# Written instruction
Leave out the pictures and repeat every record exactly.

# Items

☆ ☆ ☆

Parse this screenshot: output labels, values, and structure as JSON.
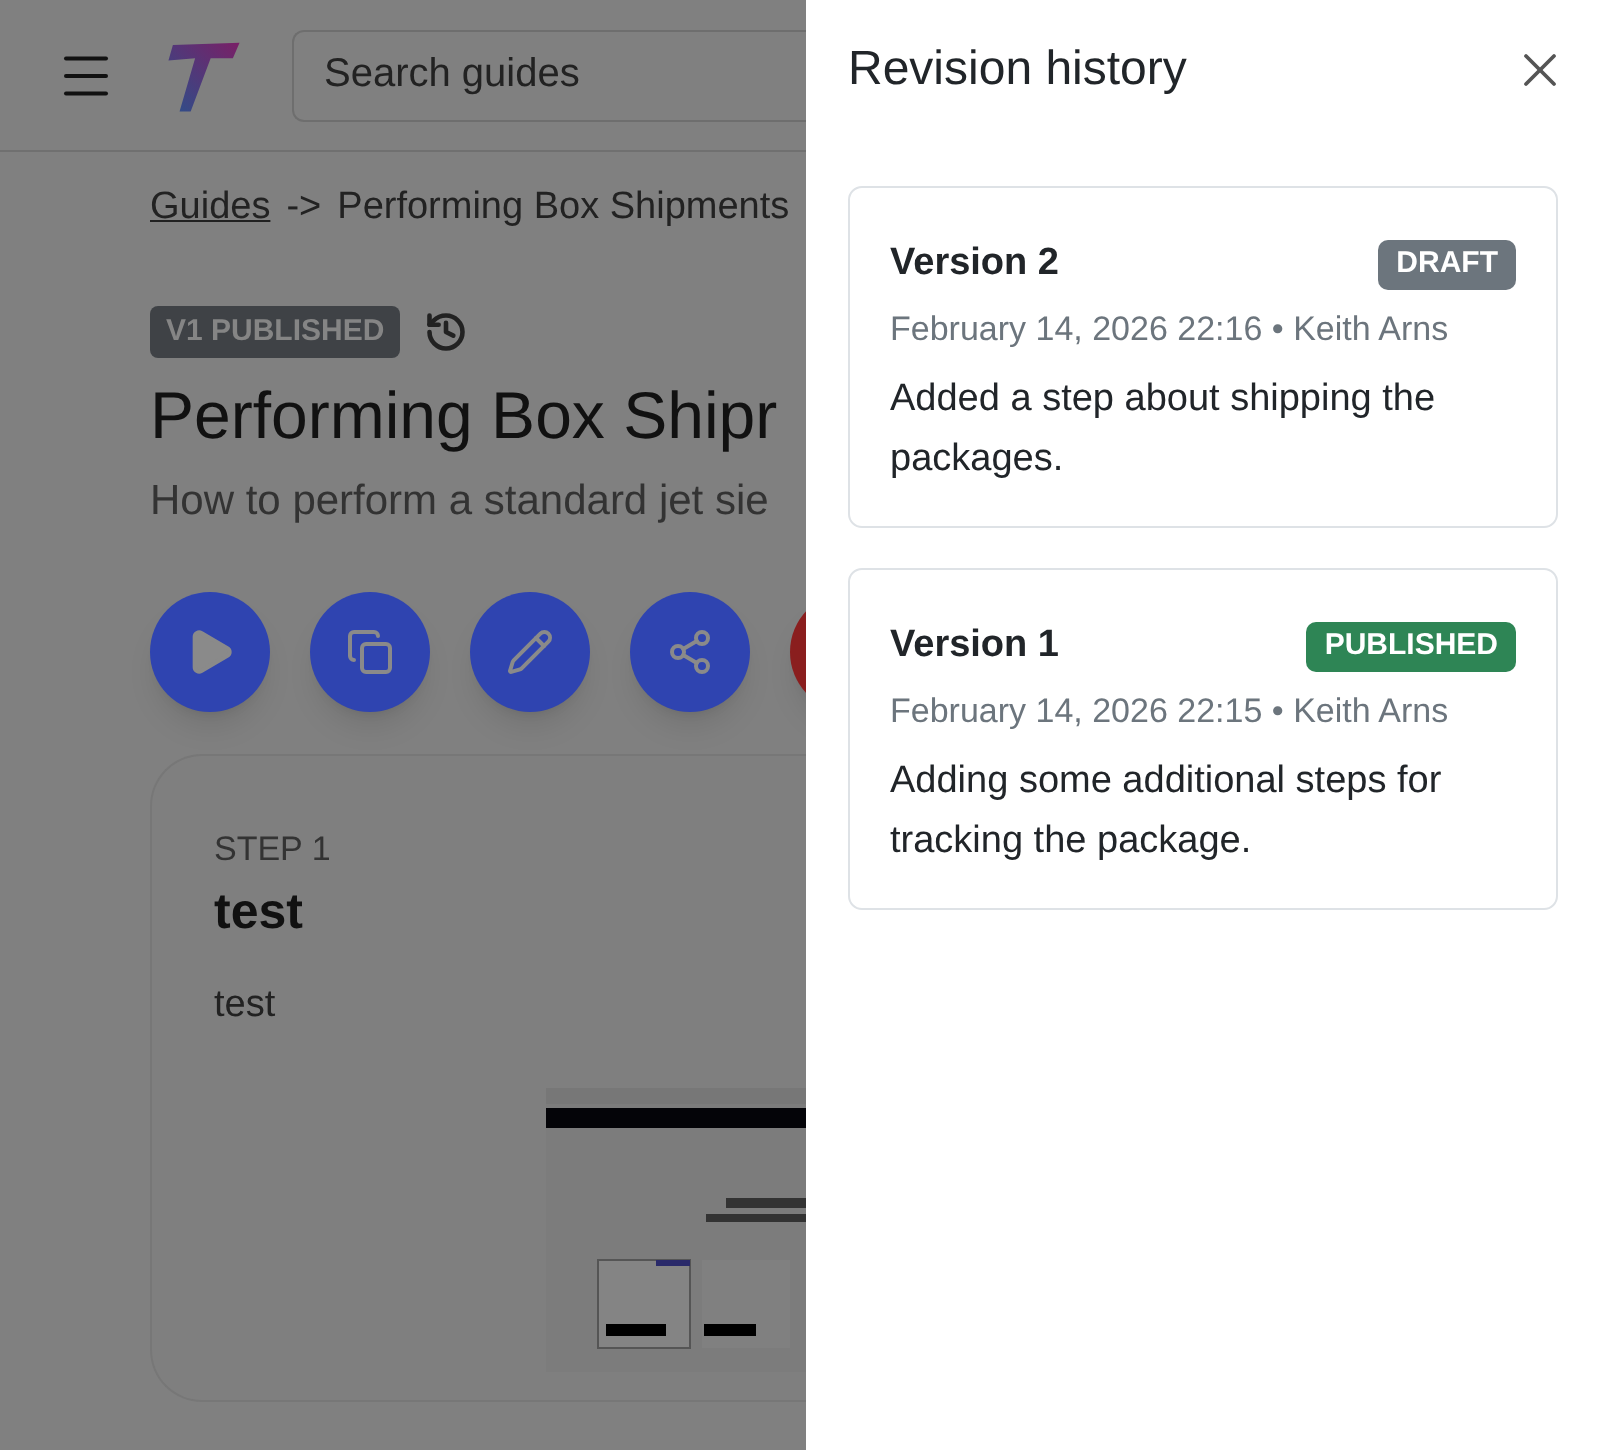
{
  "header": {
    "search": {
      "placeholder": "Search guides"
    }
  },
  "breadcrumb": {
    "link": "Guides",
    "separator": "->",
    "current": "Performing Box Shipments"
  },
  "guide": {
    "status_badge": "V1 PUBLISHED",
    "title": "Performing Box Shipr",
    "subtitle": "How to perform a standard jet sie"
  },
  "step": {
    "label": "STEP 1",
    "title": "test",
    "body": "test"
  },
  "drawer": {
    "title": "Revision history",
    "revisions": [
      {
        "title": "Version 2",
        "status": "DRAFT",
        "kind": "draft",
        "meta": "February 14, 2026 22:16 • Keith Arns",
        "note": "Added a step about shipping the packages."
      },
      {
        "title": "Version 1",
        "status": "PUBLISHED",
        "kind": "published",
        "meta": "February 14, 2026 22:15 • Keith Arns",
        "note": "Adding some additional steps for tracking the package."
      }
    ]
  }
}
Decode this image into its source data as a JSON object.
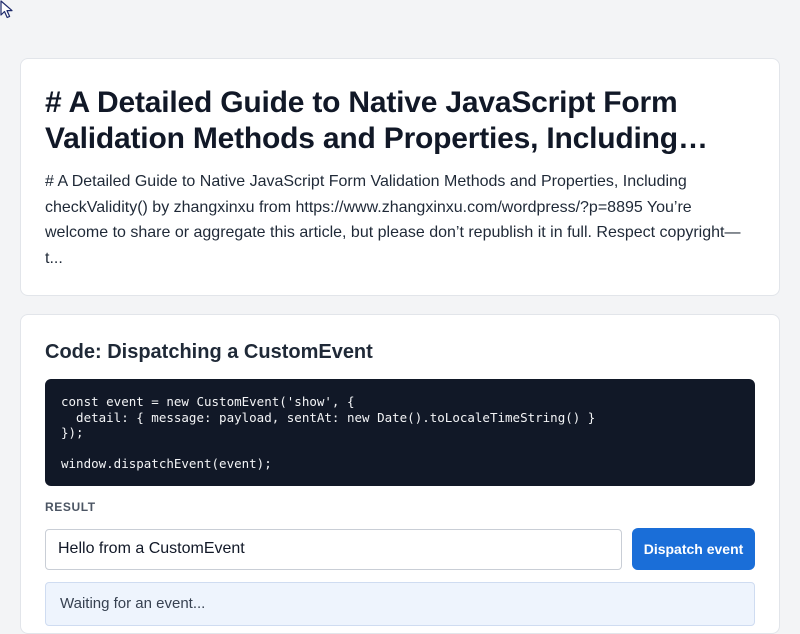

☆ ☆ ☆

# Result of the exercise
Parse this screenshot: output labels, values, and structure as JSON.
{
  "header": {
    "search": {
      "placeholder": "Search guides"
    }
  },
  "breadcrumb": {
    "link": "Guides",
    "separator": "->",
    "current": "Performing Box Shipments"
  },
  "guide": {
    "status_badge": "V1 PUBLISHED",
    "title": "Performing Box Shipr",
    "subtitle": "How to perform a standard jet sie"
  },
  "step": {
    "label": "STEP 1",
    "title": "test",
    "body": "test"
  },
  "drawer": {
    "title": "Revision history",
    "revisions": [
      {
        "title": "Version 2",
        "status": "DRAFT",
        "kind": "draft",
        "meta": "February 14, 2026 22:16 • Keith Arns",
        "note": "Added a step about shipping the packages."
      },
      {
        "title": "Version 1",
        "status": "PUBLISHED",
        "kind": "published",
        "meta": "February 14, 2026 22:15 • Keith Arns",
        "note": "Adding some additional steps for tracking the package."
      }
    ]
  }
}
Decode this image into its source data as a JSON object.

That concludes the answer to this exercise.